**Source records**
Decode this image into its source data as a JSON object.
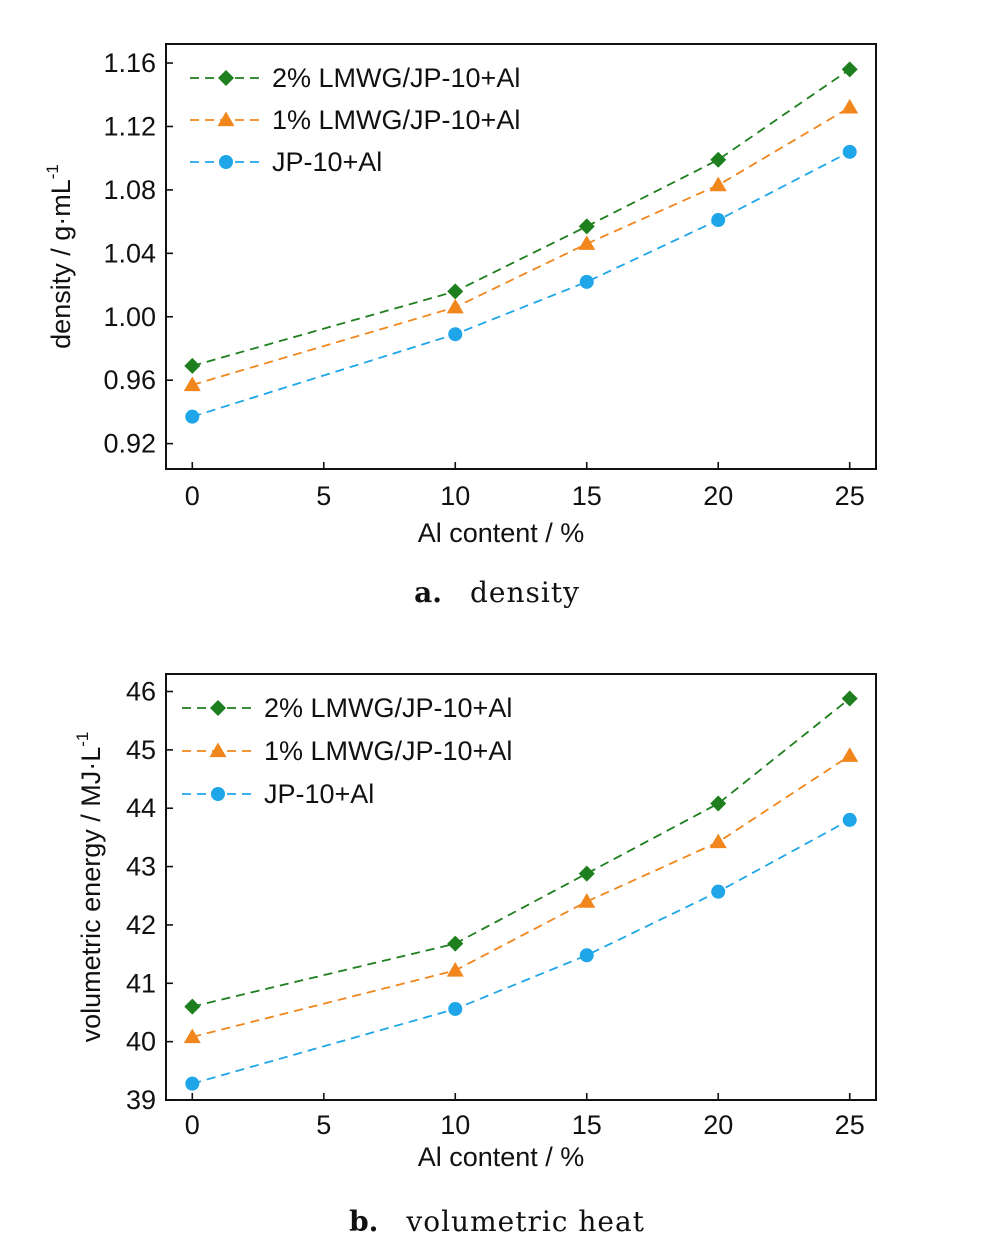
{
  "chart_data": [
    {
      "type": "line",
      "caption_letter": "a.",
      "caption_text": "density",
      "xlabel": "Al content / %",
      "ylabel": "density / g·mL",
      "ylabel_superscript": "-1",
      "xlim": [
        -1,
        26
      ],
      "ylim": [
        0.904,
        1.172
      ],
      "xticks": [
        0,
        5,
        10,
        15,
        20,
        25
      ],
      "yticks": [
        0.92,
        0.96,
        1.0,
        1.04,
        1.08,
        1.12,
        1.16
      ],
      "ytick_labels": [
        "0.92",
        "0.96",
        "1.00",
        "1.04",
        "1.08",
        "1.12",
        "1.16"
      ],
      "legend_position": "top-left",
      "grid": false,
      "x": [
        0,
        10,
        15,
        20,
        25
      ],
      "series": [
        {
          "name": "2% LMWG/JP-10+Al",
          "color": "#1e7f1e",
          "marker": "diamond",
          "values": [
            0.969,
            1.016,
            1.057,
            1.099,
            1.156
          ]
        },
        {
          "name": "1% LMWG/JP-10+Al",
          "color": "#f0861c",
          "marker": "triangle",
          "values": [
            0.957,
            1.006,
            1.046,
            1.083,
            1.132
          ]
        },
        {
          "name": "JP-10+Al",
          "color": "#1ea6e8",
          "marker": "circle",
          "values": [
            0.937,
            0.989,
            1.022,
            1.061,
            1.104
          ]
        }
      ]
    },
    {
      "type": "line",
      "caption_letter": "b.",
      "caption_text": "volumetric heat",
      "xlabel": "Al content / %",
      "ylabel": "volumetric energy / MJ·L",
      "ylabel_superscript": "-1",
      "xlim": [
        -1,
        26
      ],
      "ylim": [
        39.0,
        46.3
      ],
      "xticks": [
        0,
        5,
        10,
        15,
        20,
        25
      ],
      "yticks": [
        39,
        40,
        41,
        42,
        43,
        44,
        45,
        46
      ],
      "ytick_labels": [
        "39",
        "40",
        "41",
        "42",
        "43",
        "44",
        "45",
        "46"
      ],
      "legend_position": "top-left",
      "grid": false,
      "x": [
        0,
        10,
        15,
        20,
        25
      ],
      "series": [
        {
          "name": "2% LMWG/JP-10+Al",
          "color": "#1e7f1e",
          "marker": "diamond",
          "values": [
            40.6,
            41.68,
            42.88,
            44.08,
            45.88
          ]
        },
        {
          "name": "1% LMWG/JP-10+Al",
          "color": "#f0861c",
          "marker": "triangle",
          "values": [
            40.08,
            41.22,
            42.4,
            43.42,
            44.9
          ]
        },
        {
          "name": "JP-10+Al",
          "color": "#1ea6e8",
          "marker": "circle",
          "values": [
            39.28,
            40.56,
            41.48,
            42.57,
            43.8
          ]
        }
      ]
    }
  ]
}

==

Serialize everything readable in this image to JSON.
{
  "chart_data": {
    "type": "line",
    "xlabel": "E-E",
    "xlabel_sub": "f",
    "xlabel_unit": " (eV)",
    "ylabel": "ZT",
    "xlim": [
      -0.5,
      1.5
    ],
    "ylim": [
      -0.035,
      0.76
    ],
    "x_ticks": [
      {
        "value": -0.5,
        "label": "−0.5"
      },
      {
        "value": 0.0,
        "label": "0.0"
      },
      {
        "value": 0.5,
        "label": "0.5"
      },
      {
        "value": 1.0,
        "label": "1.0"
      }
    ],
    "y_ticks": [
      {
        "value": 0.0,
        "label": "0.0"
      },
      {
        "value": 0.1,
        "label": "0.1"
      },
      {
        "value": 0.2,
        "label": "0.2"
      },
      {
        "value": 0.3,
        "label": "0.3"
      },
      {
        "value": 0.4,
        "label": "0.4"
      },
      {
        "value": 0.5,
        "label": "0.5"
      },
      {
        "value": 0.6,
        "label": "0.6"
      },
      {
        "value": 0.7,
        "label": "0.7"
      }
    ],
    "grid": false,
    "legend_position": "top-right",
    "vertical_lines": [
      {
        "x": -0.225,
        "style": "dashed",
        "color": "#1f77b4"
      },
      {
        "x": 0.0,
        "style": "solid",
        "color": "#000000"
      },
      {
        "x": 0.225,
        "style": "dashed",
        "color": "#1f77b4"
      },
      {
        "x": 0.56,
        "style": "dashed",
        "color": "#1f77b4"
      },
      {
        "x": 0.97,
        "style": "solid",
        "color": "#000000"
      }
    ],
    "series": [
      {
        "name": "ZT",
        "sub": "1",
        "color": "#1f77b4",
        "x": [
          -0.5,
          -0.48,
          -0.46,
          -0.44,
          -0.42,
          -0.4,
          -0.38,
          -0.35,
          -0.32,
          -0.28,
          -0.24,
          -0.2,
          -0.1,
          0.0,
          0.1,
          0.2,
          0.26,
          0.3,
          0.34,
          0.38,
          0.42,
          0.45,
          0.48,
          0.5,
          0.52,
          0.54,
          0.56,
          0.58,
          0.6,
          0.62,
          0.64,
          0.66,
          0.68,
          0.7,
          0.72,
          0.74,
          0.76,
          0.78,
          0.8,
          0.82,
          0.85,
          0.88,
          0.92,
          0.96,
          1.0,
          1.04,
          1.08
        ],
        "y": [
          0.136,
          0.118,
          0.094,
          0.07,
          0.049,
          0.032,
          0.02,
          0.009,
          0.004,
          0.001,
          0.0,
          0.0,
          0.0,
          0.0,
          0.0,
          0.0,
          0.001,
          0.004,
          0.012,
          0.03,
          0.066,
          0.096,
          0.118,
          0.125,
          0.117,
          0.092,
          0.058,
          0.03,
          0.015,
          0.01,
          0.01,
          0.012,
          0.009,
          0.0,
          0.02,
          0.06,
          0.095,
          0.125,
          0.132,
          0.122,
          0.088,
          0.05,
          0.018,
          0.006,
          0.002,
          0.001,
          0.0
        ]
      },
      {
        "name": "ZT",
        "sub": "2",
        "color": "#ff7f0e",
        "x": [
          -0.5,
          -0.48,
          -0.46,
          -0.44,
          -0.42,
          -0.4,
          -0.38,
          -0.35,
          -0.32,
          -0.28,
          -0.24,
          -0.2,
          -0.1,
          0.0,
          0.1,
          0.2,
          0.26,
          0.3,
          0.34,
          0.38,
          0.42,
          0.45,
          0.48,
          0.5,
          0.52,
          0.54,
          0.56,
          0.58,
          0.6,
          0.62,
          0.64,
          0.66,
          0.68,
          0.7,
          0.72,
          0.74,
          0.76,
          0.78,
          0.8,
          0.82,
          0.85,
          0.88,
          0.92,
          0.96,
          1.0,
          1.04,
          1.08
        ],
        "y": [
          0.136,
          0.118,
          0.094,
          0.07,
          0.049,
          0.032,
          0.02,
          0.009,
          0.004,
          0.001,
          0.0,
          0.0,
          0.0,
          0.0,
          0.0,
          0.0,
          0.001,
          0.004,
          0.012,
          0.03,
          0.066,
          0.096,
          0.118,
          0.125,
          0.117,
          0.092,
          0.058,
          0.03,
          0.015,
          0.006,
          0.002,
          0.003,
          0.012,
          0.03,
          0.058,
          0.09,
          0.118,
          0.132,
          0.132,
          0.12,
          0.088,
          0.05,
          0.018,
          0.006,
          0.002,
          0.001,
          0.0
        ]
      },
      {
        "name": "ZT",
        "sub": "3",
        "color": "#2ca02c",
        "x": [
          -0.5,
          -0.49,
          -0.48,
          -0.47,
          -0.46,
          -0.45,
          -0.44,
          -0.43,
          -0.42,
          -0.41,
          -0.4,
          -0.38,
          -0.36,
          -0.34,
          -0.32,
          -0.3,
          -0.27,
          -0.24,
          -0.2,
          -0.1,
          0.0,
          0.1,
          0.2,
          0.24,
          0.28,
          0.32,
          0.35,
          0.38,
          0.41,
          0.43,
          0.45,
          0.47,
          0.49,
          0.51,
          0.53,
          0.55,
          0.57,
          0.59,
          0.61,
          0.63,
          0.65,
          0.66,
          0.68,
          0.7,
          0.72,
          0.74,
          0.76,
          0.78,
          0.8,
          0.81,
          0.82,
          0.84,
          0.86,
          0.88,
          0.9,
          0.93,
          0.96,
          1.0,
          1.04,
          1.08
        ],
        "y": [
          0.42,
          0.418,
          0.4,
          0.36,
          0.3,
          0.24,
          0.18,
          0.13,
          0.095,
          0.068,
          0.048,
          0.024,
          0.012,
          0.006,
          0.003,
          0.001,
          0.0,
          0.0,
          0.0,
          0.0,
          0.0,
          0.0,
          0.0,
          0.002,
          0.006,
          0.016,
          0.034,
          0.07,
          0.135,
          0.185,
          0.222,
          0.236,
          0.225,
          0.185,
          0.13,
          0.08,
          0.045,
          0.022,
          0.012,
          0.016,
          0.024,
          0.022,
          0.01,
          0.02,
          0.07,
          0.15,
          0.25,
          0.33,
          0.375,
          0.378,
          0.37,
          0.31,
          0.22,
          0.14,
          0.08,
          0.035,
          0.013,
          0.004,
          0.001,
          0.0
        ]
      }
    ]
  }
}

**Stated problem**
Go through the records above and copy every line with the word "this".

**Response to the exercise**
Decode this image into its source data as a JSON object.
Serialize everything readable in this image to JSON.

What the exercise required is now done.